- _STATED TASK_
Set down all of the entries word for word, omitting the images they contain.

- _MATERIALS PROVIDED_

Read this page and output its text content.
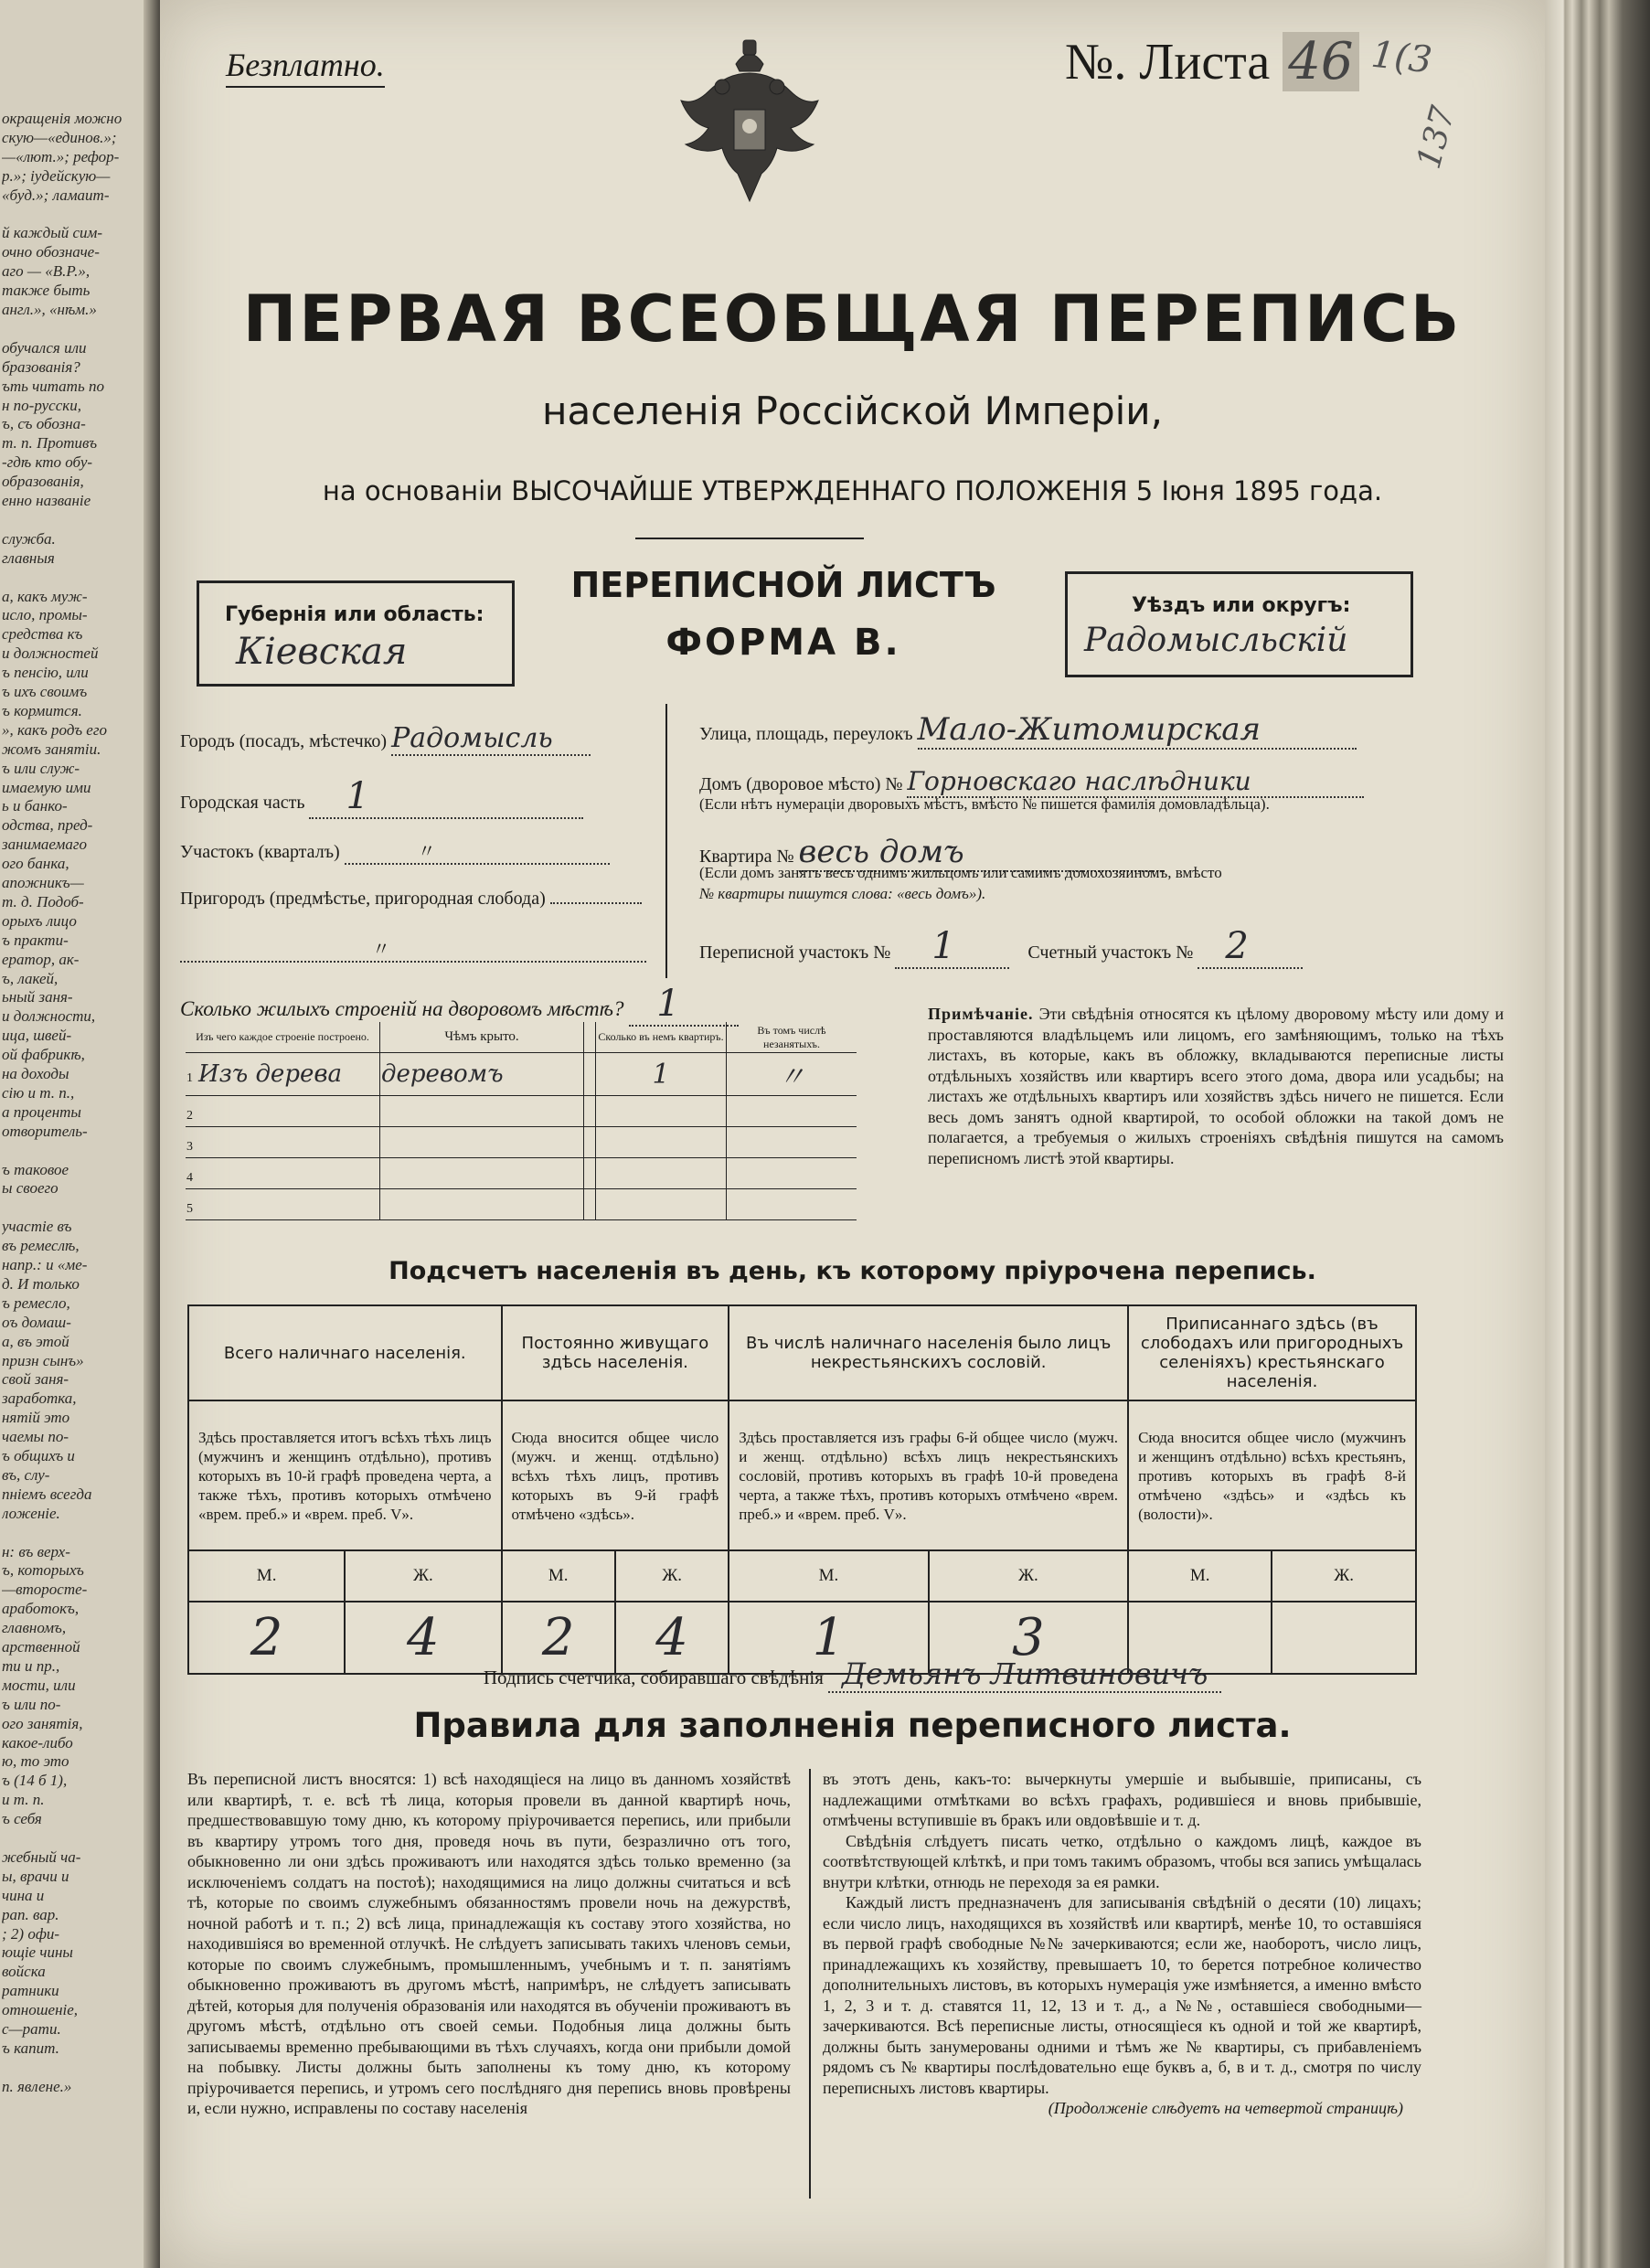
окращенія можно
скую—«единов.»;
—«лют.»; рефор-
р.»; іудейскую—
«буд.»; ламаит-
й каждый сим-
очно обозначе-
аго — «В.Р.»,
также быть
англ.», «нѣм.»
обучался или
бразованія?
ъть читать по
н по-русски,
ъ, съ обозна-
т. п. Противъ
-гдѣ кто обу-
образованія,
енно названіе
служба.
главныя
а, какъ муж-
исло, промы-
средства къ
и должностей
ъ пенсію, или
ъ ихъ своимъ
ъ кормится.
», какъ родъ его
жомъ занятіи.
ъ или служ-
имаемую ими
ь и банко-
одства, пред-
занимаемаго
ого банка,
апожникъ—
т. д. Подоб-
орыхъ лицо
ъ практи-
ератор, ак-
ъ, лакей,
ьный заня-
и должности,
ица, швей-
ой фабрикѣ,
на доходы
сію и т. п.,
а проценты
отворитель-
ъ таковое
ы своего
участіе въ
въ ремеслѣ,
напр.: и «ме-
д. И только
ъ ремесло,
оъ домаш-
а, въ этой
призн сынъ»
свой заня-
заработка,
нятій это
чаемы по-
ъ общихъ и
въ, слу-
пніемъ всегда
ложеніе.
н: въ верх-
ъ, которыхъ
—второсте-
аработокъ,
главномъ,
арственной
ти и пр.,
мости, или
ъ или по-
ого занятія,
какое-либо
ю, то это
ъ (14 б 1),
и т. п.
ъ себя
жебный ча-
ы, врачи и
чина и
рап. вар.
; 2) офи-
ющіе чины
войска
ратники
отношеніе,
с—рати.
ъ капит.
п. явлене.»
Безплатно.	№. Листа 46 1(3
137
ПЕРВАЯ ВСЕОБЩАЯ ПЕРЕПИСЬ
населенія Россійской Имперіи,
на основаніи ВЫСОЧАЙШЕ УТВЕРЖДЕННАГО ПОЛОЖЕНІЯ 5 Іюня 1895 года.
Губернія или область:
Кіевская
ПЕРЕПИСНОЙ ЛИСТЪ
ФОРМА В.
Уѣздъ или округъ:
Радомысльскій
Городъ (посадъ, мѣстечко) Радомысль
Городская часть 1
Участокъ (кварталъ)	〃
Пригородъ (предмѣстье, пригородная слобода)
〃
Улица, площадь, переулокъ Мало-Житомирская
Домъ (дворовое мѣсто) № Горновскаго наслѣдники
(Если нѣтъ нумераціи дворовыхъ мѣстъ, вмѣсто № пишется фамилія домовладѣльца).
Квартира № весь домъ
(Если домъ занятъ весь однимъ жильцомъ или самимъ домохозяиномъ, вмѣсто
№ квартиры пишутся слова: «весь домъ»).
Переписной участокъ № 1	Счетный участокъ № 2
Сколько жилыхъ строеній на дворовомъ мѣстѣ? 1
Изъ чего каждое строеніе построено.	Чѣмъ крыто.		Сколько въ немъ квартиръ.	Въ томъ числѣ незанятыхъ.
1 Изъ дерева	деревомъ		1	〃
2				
3				
4				
5				
Примѣчаніе. Эти свѣдѣнія относятся къ цѣлому дворовому мѣсту или дому и проставляются владѣльцемъ или лицомъ, его замѣняющимъ, только на тѣхъ листахъ, въ которые, какъ въ обложку, вкладываются переписные листы отдѣльныхъ хозяйствъ или квартиръ всего этого дома, двора или усадьбы; на листахъ же отдѣльныхъ квартиръ или хозяйствъ здѣсь ничего не пишется. Если весь домъ занятъ одной квартирой, то особой обложки на такой домъ не полагается, а требуемыя о жилыхъ строеніяхъ свѣдѣнія пишутся на самомъ переписномъ листѣ этой квартиры.
Подсчетъ населенія въ день, къ которому пріурочена перепись.
Всего наличнаго населенія.		Постоянно живущаго здѣсь населенія.		Въ числѣ наличнаго населенія было лицъ некрестьянскихъ сословій.		Приписаннаго здѣсь (въ слободахъ или пригородныхъ селеніяхъ) крестьянскаго населенія.	
Здѣсь проставляется итогъ всѣхъ тѣхъ лицъ (мужчинъ и женщинъ отдѣльно), противъ которыхъ въ 10-й графѣ проведена черта, а также тѣхъ, противъ которыхъ отмѣчено «врем. преб.» и «врем. преб. V».		Сюда вносится общее число (мужч. и женщ. отдѣльно) всѣхъ тѣхъ лицъ, противъ которыхъ въ 9-й графѣ отмѣчено «здѣсь».		Здѣсь проставляется изъ графы 6-й общее число (мужч. и женщ. отдѣльно) всѣхъ лицъ некрестьянскихъ сословій, противъ которыхъ въ графѣ 10-й проведена черта, а также тѣхъ, противъ которыхъ отмѣчено «врем. преб.» и «врем. преб. V».		Сюда вносится общее число (мужчинъ и женщинъ отдѣльно) всѣхъ крестьянъ, противъ которыхъ въ графѣ 8-й отмѣчено «здѣсь» и «здѣсь къ (волости)».	
М.	Ж.	М.	Ж.	М.	Ж.	М.	Ж.
2	4	2	4	1	3		
Подпись счетчика, собиравшаго свѣдѣнія Демьянъ Литвиновичъ
Правила для заполненія переписного листа.
Въ переписной листъ вносятся: 1) всѣ находящіеся на лицо въ данномъ хозяйствѣ или квартирѣ, т. е. всѣ тѣ лица, которыя провели въ данной квартирѣ ночь, предшествовавшую тому дню, къ которому пріурочивается перепись, или прибыли въ квартиру утромъ того дня, проведя ночь въ пути, безразлично отъ того, обыкновенно ли они здѣсь проживаютъ или находятся здѣсь только временно (за исключеніемъ солдатъ на постоѣ); находящимися на лицо должны считаться и всѣ тѣ, которые по своимъ служебнымъ обязанностямъ провели ночь на дежурствѣ, ночной работѣ и т. п.; 2) всѣ лица, принадлежащія къ составу этого хозяйства, но находившіяся во временной отлучкѣ. Не слѣдуетъ записывать такихъ членовъ семьи, которые по своимъ служебнымъ, промышленнымъ, учебнымъ и т. п. занятіямъ обыкновенно проживаютъ въ другомъ мѣстѣ, напримѣръ, не слѣдуетъ записывать дѣтей, которыя для полученія образованія или находятся въ обученіи проживаютъ въ другомъ мѣстѣ, отдѣльно отъ своей семьи. Подобныя лица должны быть записываемы временно пребывающими въ тѣхъ случаяхъ, когда они прибыли домой на побывку. Листы должны быть заполнены къ тому дню, къ которому пріурочивается перепись, и утромъ сего послѣдняго дня перепись вновь провѣрены и, если нужно, исправлены по составу населенія
въ этотъ день, какъ-то: вычеркнуты умершіе и выбывшіе, приписаны, съ надлежащими отмѣтками во всѣхъ графахъ, родившіеся и вновь прибывшіе, отмѣчены вступившіе въ бракъ или овдовѣвшіе и т. д.
Свѣдѣнія слѣдуетъ писать четко, отдѣльно о каждомъ лицѣ, каждое въ соотвѣтствующей клѣткѣ, и при томъ такимъ образомъ, чтобы вся запись умѣщалась внутри клѣтки, отнюдь не переходя за ея рамки.
Каждый листъ предназначенъ для записыванія свѣдѣній о десяти (10) лицахъ; если число лицъ, находящихся въ хозяйствѣ или квартирѣ, менѣе 10, то оставшіяся въ первой графѣ свободные №№ зачеркиваются; если же, наоборотъ, число лицъ, принадлежащихъ къ хозяйству, превышаетъ 10, то берется потребное количество дополнительныхъ листовъ, въ которыхъ нумерація уже измѣняется, а именно вмѣсто 1, 2, 3 и т. д. ставятся 11, 12, 13 и т. д., а №№, оставшіеся свободными—зачеркиваются. Всѣ переписные листы, относящіеся къ одной и той же квартирѣ, должны быть занумерованы одними и тѣмъ же № квартиры, съ прибавленіемъ рядомъ съ № квартиры послѣдовательно еще буквъ а, б, в и т. д., смотря по числу переписныхъ листовъ квартиры.
(Продолженіе слѣдуетъ на четвертой страницѣ)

- _OUTPUT OF THE TASK_
Read this page and output its text content.
окращенія можно
скую—«единов.»;
—«лют.»; рефор-
р.»; іудейскую—
«буд.»; ламаит-
й каждый сим-
очно обозначе-
аго — «В.Р.»,
также быть
англ.», «нѣм.»
обучался или
бразованія?
ъть читать по
н по-русски,
ъ, съ обозна-
т. п. Противъ
-гдѣ кто обу-
образованія,
енно названіе
служба.
главныя
а, какъ муж-
исло, промы-
средства къ
и должностей
ъ пенсію, или
ъ ихъ своимъ
ъ кормится.
», какъ родъ его
жомъ занятіи.
ъ или служ-
имаемую ими
ь и банко-
одства, пред-
занимаемаго
ого банка,
апожникъ—
т. д. Подоб-
орыхъ лицо
ъ практи-
ератор, ак-
ъ, лакей,
ьный заня-
и должности,
ица, швей-
ой фабрикѣ,
на доходы
сію и т. п.,
а проценты
отворитель-
ъ таковое
ы своего
участіе въ
въ ремеслѣ,
напр.: и «ме-
д. И только
ъ ремесло,
оъ домаш-
а, въ этой
призн сынъ»
свой заня-
заработка,
нятій это
чаемы по-
ъ общихъ и
въ, слу-
пніемъ всегда
ложеніе.
н: въ верх-
ъ, которыхъ
—второсте-
аработокъ,
главномъ,
арственной
ти и пр.,
мости, или
ъ или по-
ого занятія,
какое-либо
ю, то это
ъ (14 б 1),
и т. п.
ъ себя
жебный ча-
ы, врачи и
чина и
рап. вар.
; 2) офи-
ющіе чины
войска
ратники
отношеніе,
с—рати.
ъ капит.
п. явлене.»
Безплатно.	№. Листа 46 1(3
137
ПЕРВАЯ ВСЕОБЩАЯ ПЕРЕПИСЬ
населенія Россійской Имперіи,
на основаніи ВЫСОЧАЙШЕ УТВЕРЖДЕННАГО ПОЛОЖЕНІЯ 5 Іюня 1895 года.
Губернія или область:
Кіевская
ПЕРЕПИСНОЙ ЛИСТЪ
ФОРМА В.
Уѣздъ или округъ:
Радомысльскій
Городъ (посадъ, мѣстечко) Радомысль
Городская часть 1
Участокъ (кварталъ)	〃
Пригородъ (предмѣстье, пригородная слобода)
〃
Улица, площадь, переулокъ Мало-Житомирская
Домъ (дворовое мѣсто) № Горновскаго наслѣдники
(Если нѣтъ нумераціи дворовыхъ мѣстъ, вмѣсто № пишется фамилія домовладѣльца).
Квартира № весь домъ
(Если домъ занятъ весь однимъ жильцомъ или самимъ домохозяиномъ, вмѣсто
№ квартиры пишутся слова: «весь домъ»).
Переписной участокъ № 1	Счетный участокъ № 2
Сколько жилыхъ строеній на дворовомъ мѣстѣ? 1
Изъ чего каждое строеніе построено.	Чѣмъ крыто.		Сколько въ немъ квартиръ.	Въ томъ числѣ незанятыхъ.
1 Изъ дерева	деревомъ		1	〃
2				
3				
4				
5				
Примѣчаніе. Эти свѣдѣнія относятся къ цѣлому дворовому мѣсту или дому и проставляются владѣльцемъ или лицомъ, его замѣняющимъ, только на тѣхъ листахъ, въ которые, какъ въ обложку, вкладываются переписные листы отдѣльныхъ хозяйствъ или квартиръ всего этого дома, двора или усадьбы; на листахъ же отдѣльныхъ квартиръ или хозяйствъ здѣсь ничего не пишется. Если весь домъ занятъ одной квартирой, то особой обложки на такой домъ не полагается, а требуемыя о жилыхъ строеніяхъ свѣдѣнія пишутся на самомъ переписномъ листѣ этой квартиры.
Подсчетъ населенія въ день, къ которому пріурочена перепись.
Всего наличнаго населенія.		Постоянно живущаго здѣсь населенія.		Въ числѣ наличнаго населенія было лицъ некрестьянскихъ сословій.		Приписаннаго здѣсь (въ слободахъ или пригородныхъ селеніяхъ) крестьянскаго населенія.	
Здѣсь проставляется итогъ всѣхъ тѣхъ лицъ (мужчинъ и женщинъ отдѣльно), противъ которыхъ въ 10-й графѣ проведена черта, а также тѣхъ, противъ которыхъ отмѣчено «врем. преб.» и «врем. преб. V».		Сюда вносится общее число (мужч. и женщ. отдѣльно) всѣхъ тѣхъ лицъ, противъ которыхъ въ 9-й графѣ отмѣчено «здѣсь».		Здѣсь проставляется изъ графы 6-й общее число (мужч. и женщ. отдѣльно) всѣхъ лицъ некрестьянскихъ сословій, противъ которыхъ въ графѣ 10-й проведена черта, а также тѣхъ, противъ которыхъ отмѣчено «врем. преб.» и «врем. преб. V».		Сюда вносится общее число (мужчинъ и женщинъ отдѣльно) всѣхъ крестьянъ, противъ которыхъ въ графѣ 8-й отмѣчено «здѣсь» и «здѣсь къ (волости)».	
М.	Ж.	М.	Ж.	М.	Ж.	М.	Ж.
2	4	2	4	1	3		
Подпись счетчика, собиравшаго свѣдѣнія Демьянъ Литвиновичъ
Правила для заполненія переписного листа.
Въ переписной листъ вносятся: 1) всѣ находящіеся на лицо въ данномъ хозяйствѣ или квартирѣ, т. е. всѣ тѣ лица, которыя провели въ данной квартирѣ ночь, предшествовавшую тому дню, къ которому пріурочивается перепись, или прибыли въ квартиру утромъ того дня, проведя ночь въ пути, безразлично отъ того, обыкновенно ли они здѣсь проживаютъ или находятся здѣсь только временно (за исключеніемъ солдатъ на постоѣ); находящимися на лицо должны считаться и всѣ тѣ, которые по своимъ служебнымъ обязанностямъ провели ночь на дежурствѣ, ночной работѣ и т. п.; 2) всѣ лица, принадлежащія къ составу этого хозяйства, но находившіяся во временной отлучкѣ. Не слѣдуетъ записывать такихъ членовъ семьи, которые по своимъ служебнымъ, промышленнымъ, учебнымъ и т. п. занятіямъ обыкновенно проживаютъ въ другомъ мѣстѣ, напримѣръ, не слѣдуетъ записывать дѣтей, которыя для полученія образованія или находятся въ обученіи проживаютъ въ другомъ мѣстѣ, отдѣльно отъ своей семьи. Подобныя лица должны быть записываемы временно пребывающими въ тѣхъ случаяхъ, когда они прибыли домой на побывку. Листы должны быть заполнены къ тому дню, къ которому пріурочивается перепись, и утромъ сего послѣдняго дня перепись вновь провѣрены и, если нужно, исправлены по составу населенія
въ этотъ день, какъ-то: вычеркнуты умершіе и выбывшіе, приписаны, съ надлежащими отмѣтками во всѣхъ графахъ, родившіеся и вновь прибывшіе, отмѣчены вступившіе въ бракъ или овдовѣвшіе и т. д.
Свѣдѣнія слѣдуетъ писать четко, отдѣльно о каждомъ лицѣ, каждое въ соотвѣтствующей клѣткѣ, и при томъ такимъ образомъ, чтобы вся запись умѣщалась внутри клѣтки, отнюдь не переходя за ея рамки.
Каждый листъ предназначенъ для записыванія свѣдѣній о десяти (10) лицахъ; если число лицъ, находящихся въ хозяйствѣ или квартирѣ, менѣе 10, то оставшіяся въ первой графѣ свободные №№ зачеркиваются; если же, наоборотъ, число лицъ, принадлежащихъ къ хозяйству, превышаетъ 10, то берется потребное количество дополнительныхъ листовъ, въ которыхъ нумерація уже измѣняется, а именно вмѣсто 1, 2, 3 и т. д. ставятся 11, 12, 13 и т. д., а №№, оставшіеся свободными—зачеркиваются. Всѣ переписные листы, относящіеся къ одной и той же квартирѣ, должны быть занумерованы одними и тѣмъ же № квартиры, съ прибавленіемъ рядомъ съ № квартиры послѣдовательно еще буквъ а, б, в и т. д., смотря по числу переписныхъ листовъ квартиры.
(Продолженіе слѣдуетъ на четвертой страницѣ)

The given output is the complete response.